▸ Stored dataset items
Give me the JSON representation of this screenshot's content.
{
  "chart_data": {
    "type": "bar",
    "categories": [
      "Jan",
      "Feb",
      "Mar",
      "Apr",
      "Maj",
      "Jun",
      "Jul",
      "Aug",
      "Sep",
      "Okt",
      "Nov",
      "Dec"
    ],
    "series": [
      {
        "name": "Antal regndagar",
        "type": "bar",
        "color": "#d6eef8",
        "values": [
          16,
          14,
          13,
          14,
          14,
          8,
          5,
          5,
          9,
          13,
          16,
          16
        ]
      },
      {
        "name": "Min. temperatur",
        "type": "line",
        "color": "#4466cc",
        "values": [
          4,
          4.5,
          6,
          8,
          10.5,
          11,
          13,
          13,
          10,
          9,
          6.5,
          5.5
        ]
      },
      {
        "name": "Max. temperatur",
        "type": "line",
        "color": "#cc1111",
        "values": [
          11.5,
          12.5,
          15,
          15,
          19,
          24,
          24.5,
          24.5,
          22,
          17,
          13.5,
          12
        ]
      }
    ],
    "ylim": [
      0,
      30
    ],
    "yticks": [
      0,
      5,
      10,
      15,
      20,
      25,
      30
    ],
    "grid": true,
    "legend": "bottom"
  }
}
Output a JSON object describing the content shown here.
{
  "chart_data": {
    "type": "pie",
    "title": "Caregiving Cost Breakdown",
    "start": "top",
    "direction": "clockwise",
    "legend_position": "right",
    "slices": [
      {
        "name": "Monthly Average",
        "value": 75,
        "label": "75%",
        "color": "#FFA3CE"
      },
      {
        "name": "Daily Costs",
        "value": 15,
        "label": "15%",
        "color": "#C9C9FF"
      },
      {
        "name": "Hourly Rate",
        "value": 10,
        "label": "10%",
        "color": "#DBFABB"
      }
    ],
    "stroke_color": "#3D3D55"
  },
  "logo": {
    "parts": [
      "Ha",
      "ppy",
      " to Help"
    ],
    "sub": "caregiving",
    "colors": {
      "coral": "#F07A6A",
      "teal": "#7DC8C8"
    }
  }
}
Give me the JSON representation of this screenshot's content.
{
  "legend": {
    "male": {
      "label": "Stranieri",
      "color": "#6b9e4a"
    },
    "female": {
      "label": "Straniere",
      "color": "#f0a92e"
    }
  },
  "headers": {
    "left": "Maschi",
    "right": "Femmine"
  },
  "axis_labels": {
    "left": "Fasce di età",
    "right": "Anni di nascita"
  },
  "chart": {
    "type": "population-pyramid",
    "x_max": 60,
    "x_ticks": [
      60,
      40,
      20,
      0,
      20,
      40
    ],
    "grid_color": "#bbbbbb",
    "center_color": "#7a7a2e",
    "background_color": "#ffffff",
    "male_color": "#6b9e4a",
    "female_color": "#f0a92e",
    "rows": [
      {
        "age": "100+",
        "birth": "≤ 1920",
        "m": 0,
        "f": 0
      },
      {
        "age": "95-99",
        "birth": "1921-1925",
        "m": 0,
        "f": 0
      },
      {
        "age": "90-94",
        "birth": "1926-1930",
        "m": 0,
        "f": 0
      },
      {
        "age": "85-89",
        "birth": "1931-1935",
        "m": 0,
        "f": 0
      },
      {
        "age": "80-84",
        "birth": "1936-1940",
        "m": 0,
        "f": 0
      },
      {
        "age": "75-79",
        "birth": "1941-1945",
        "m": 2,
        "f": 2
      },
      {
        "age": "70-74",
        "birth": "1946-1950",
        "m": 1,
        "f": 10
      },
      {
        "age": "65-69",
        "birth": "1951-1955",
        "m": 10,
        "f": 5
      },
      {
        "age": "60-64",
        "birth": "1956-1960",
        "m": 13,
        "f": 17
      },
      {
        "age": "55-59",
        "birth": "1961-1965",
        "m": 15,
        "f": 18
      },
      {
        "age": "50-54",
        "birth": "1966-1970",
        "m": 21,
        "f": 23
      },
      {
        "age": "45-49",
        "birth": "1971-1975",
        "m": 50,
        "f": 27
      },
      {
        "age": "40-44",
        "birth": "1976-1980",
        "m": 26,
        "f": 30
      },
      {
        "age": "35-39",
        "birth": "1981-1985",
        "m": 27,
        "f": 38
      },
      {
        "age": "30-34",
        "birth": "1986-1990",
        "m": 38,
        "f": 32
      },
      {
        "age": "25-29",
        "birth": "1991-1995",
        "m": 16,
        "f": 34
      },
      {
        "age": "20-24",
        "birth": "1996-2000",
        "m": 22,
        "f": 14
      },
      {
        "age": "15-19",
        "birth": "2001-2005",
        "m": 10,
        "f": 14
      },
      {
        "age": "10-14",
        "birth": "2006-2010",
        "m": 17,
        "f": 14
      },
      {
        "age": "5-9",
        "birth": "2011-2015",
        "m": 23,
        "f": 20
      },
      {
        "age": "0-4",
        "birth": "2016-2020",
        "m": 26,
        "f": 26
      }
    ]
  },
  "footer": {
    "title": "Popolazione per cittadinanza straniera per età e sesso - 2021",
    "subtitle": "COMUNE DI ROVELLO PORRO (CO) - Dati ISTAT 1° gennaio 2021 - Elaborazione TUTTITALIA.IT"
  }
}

▸ OBJECTIVE
Each entry is to be returned in full, character for character.

▸ TASK ANSWER
Give me the JSON representation of this screenshot's content.
{
  "chart_data": {
    "type": "bar",
    "categories": [
      "Jan",
      "Feb",
      "Mar",
      "Apr",
      "Maj",
      "Jun",
      "Jul",
      "Aug",
      "Sep",
      "Okt",
      "Nov",
      "Dec"
    ],
    "series": [
      {
        "name": "Antal regndagar",
        "type": "bar",
        "color": "#d6eef8",
        "values": [
          16,
          14,
          13,
          14,
          14,
          8,
          5,
          5,
          9,
          13,
          16,
          16
        ]
      },
      {
        "name": "Min. temperatur",
        "type": "line",
        "color": "#4466cc",
        "values": [
          4,
          4.5,
          6,
          8,
          10.5,
          11,
          13,
          13,
          10,
          9,
          6.5,
          5.5
        ]
      },
      {
        "name": "Max. temperatur",
        "type": "line",
        "color": "#cc1111",
        "values": [
          11.5,
          12.5,
          15,
          15,
          19,
          24,
          24.5,
          24.5,
          22,
          17,
          13.5,
          12
        ]
      }
    ],
    "ylim": [
      0,
      30
    ],
    "yticks": [
      0,
      5,
      10,
      15,
      20,
      25,
      30
    ],
    "grid": true,
    "legend": "bottom"
  }
}
Output a JSON object describing the content shown here.
{
  "chart_data": {
    "type": "pie",
    "title": "Caregiving Cost Breakdown",
    "start": "top",
    "direction": "clockwise",
    "legend_position": "right",
    "slices": [
      {
        "name": "Monthly Average",
        "value": 75,
        "label": "75%",
        "color": "#FFA3CE"
      },
      {
        "name": "Daily Costs",
        "value": 15,
        "label": "15%",
        "color": "#C9C9FF"
      },
      {
        "name": "Hourly Rate",
        "value": 10,
        "label": "10%",
        "color": "#DBFABB"
      }
    ],
    "stroke_color": "#3D3D55"
  },
  "logo": {
    "parts": [
      "Ha",
      "ppy",
      " to Help"
    ],
    "sub": "caregiving",
    "colors": {
      "coral": "#F07A6A",
      "teal": "#7DC8C8"
    }
  }
}
Give me the JSON representation of this screenshot's content.
{
  "legend": {
    "male": {
      "label": "Stranieri",
      "color": "#6b9e4a"
    },
    "female": {
      "label": "Straniere",
      "color": "#f0a92e"
    }
  },
  "headers": {
    "left": "Maschi",
    "right": "Femmine"
  },
  "axis_labels": {
    "left": "Fasce di età",
    "right": "Anni di nascita"
  },
  "chart": {
    "type": "population-pyramid",
    "x_max": 60,
    "x_ticks": [
      60,
      40,
      20,
      0,
      20,
      40
    ],
    "grid_color": "#bbbbbb",
    "center_color": "#7a7a2e",
    "background_color": "#ffffff",
    "male_color": "#6b9e4a",
    "female_color": "#f0a92e",
    "rows": [
      {
        "age": "100+",
        "birth": "≤ 1920",
        "m": 0,
        "f": 0
      },
      {
        "age": "95-99",
        "birth": "1921-1925",
        "m": 0,
        "f": 0
      },
      {
        "age": "90-94",
        "birth": "1926-1930",
        "m": 0,
        "f": 0
      },
      {
        "age": "85-89",
        "birth": "1931-1935",
        "m": 0,
        "f": 0
      },
      {
        "age": "80-84",
        "birth": "1936-1940",
        "m": 0,
        "f": 0
      },
      {
        "age": "75-79",
        "birth": "1941-1945",
        "m": 2,
        "f": 2
      },
      {
        "age": "70-74",
        "birth": "1946-1950",
        "m": 1,
        "f": 10
      },
      {
        "age": "65-69",
        "birth": "1951-1955",
        "m": 10,
        "f": 5
      },
      {
        "age": "60-64",
        "birth": "1956-1960",
        "m": 13,
        "f": 17
      },
      {
        "age": "55-59",
        "birth": "1961-1965",
        "m": 15,
        "f": 18
      },
      {
        "age": "50-54",
        "birth": "1966-1970",
        "m": 21,
        "f": 23
      },
      {
        "age": "45-49",
        "birth": "1971-1975",
        "m": 50,
        "f": 27
      },
      {
        "age": "40-44",
        "birth": "1976-1980",
        "m": 26,
        "f": 30
      },
      {
        "age": "35-39",
        "birth": "1981-1985",
        "m": 27,
        "f": 38
      },
      {
        "age": "30-34",
        "birth": "1986-1990",
        "m": 38,
        "f": 32
      },
      {
        "age": "25-29",
        "birth": "1991-1995",
        "m": 16,
        "f": 34
      },
      {
        "age": "20-24",
        "birth": "1996-2000",
        "m": 22,
        "f": 14
      },
      {
        "age": "15-19",
        "birth": "2001-2005",
        "m": 10,
        "f": 14
      },
      {
        "age": "10-14",
        "birth": "2006-2010",
        "m": 17,
        "f": 14
      },
      {
        "age": "5-9",
        "birth": "2011-2015",
        "m": 23,
        "f": 20
      },
      {
        "age": "0-4",
        "birth": "2016-2020",
        "m": 26,
        "f": 26
      }
    ]
  },
  "footer": {
    "title": "Popolazione per cittadinanza straniera per età e sesso - 2021",
    "subtitle": "COMUNE DI ROVELLO PORRO (CO) - Dati ISTAT 1° gennaio 2021 - Elaborazione TUTTITALIA.IT"
  }
}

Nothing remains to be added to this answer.